Data entries
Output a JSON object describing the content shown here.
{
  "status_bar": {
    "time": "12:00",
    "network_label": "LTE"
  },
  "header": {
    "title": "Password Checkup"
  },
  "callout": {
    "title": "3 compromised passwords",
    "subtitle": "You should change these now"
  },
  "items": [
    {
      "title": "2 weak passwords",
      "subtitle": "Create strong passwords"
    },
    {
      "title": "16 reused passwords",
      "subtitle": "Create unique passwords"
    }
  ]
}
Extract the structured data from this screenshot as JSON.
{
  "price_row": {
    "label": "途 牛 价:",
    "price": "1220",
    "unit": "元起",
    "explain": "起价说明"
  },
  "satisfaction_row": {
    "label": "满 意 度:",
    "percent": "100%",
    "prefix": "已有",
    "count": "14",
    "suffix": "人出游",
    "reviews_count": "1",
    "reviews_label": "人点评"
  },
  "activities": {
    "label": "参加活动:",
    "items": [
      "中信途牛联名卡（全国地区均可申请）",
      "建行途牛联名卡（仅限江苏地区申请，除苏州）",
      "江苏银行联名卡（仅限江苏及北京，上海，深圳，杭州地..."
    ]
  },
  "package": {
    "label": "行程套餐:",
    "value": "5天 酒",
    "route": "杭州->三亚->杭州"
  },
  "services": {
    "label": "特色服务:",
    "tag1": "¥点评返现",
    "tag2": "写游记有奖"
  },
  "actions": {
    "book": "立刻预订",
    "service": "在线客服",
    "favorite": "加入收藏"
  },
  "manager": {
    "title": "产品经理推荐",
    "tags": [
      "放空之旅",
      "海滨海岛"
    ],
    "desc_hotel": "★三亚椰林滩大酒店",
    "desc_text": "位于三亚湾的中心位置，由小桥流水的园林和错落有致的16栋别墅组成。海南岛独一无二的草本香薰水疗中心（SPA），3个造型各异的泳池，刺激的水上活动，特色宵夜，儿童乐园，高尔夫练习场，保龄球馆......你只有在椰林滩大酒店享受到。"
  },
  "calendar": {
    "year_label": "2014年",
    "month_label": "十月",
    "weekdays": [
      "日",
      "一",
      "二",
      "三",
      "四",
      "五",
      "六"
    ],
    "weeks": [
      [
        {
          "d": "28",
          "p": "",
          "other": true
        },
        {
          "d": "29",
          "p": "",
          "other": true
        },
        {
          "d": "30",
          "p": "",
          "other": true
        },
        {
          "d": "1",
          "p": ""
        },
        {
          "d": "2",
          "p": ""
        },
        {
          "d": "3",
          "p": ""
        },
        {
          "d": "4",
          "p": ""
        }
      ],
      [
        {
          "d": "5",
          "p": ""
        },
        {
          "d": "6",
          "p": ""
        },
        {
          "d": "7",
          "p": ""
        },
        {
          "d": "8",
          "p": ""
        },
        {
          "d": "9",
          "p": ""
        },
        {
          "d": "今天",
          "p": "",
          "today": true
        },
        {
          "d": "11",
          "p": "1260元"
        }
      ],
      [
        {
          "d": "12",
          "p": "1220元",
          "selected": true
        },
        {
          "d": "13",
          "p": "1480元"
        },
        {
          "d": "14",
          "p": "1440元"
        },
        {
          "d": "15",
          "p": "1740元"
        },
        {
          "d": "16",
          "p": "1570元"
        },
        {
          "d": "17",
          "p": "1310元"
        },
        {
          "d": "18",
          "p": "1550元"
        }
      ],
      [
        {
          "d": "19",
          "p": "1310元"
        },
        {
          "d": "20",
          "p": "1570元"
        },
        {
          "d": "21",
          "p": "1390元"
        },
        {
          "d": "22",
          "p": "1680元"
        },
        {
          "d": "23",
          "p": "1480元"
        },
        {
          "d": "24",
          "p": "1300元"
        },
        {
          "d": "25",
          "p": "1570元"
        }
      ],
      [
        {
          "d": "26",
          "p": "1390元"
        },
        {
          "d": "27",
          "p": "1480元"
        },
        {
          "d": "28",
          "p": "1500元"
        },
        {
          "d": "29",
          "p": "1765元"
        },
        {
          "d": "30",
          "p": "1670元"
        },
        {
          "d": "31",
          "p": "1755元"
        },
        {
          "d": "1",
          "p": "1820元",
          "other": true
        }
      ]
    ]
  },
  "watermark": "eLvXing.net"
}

- [OBJECTIVE]
In the entries above, how many lines hold the word "passwords"? State the number and nothing else.

- [THE SOLUTION]
5